[Dataset items]
============
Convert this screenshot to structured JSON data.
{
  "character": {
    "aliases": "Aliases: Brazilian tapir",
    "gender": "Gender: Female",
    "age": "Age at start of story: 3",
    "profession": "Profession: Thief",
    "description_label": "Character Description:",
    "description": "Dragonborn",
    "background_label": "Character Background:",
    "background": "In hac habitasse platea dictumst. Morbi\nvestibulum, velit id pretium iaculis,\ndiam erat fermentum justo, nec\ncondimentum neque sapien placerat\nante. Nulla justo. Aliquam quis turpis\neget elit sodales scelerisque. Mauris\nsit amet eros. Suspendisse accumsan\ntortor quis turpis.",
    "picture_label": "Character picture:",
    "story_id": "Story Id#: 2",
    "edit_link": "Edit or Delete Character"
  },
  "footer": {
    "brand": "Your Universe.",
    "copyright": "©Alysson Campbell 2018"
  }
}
============
• _Exercise description_
Hand back the material above in full, exactly as written.

• _Answer to the exercise_
Convert this screenshot to structured JSON data.
{
  "character": {
    "aliases": "Aliases: Brazilian tapir",
    "gender": "Gender: Female",
    "age": "Age at start of story: 3",
    "profession": "Profession: Thief",
    "description_label": "Character Description:",
    "description": "Dragonborn",
    "background_label": "Character Background:",
    "background": "In hac habitasse platea dictumst. Morbi\nvestibulum, velit id pretium iaculis,\ndiam erat fermentum justo, nec\ncondimentum neque sapien placerat\nante. Nulla justo. Aliquam quis turpis\neget elit sodales scelerisque. Mauris\nsit amet eros. Suspendisse accumsan\ntortor quis turpis.",
    "picture_label": "Character picture:",
    "story_id": "Story Id#: 2",
    "edit_link": "Edit or Delete Character"
  },
  "footer": {
    "brand": "Your Universe.",
    "copyright": "©Alysson Campbell 2018"
  }
}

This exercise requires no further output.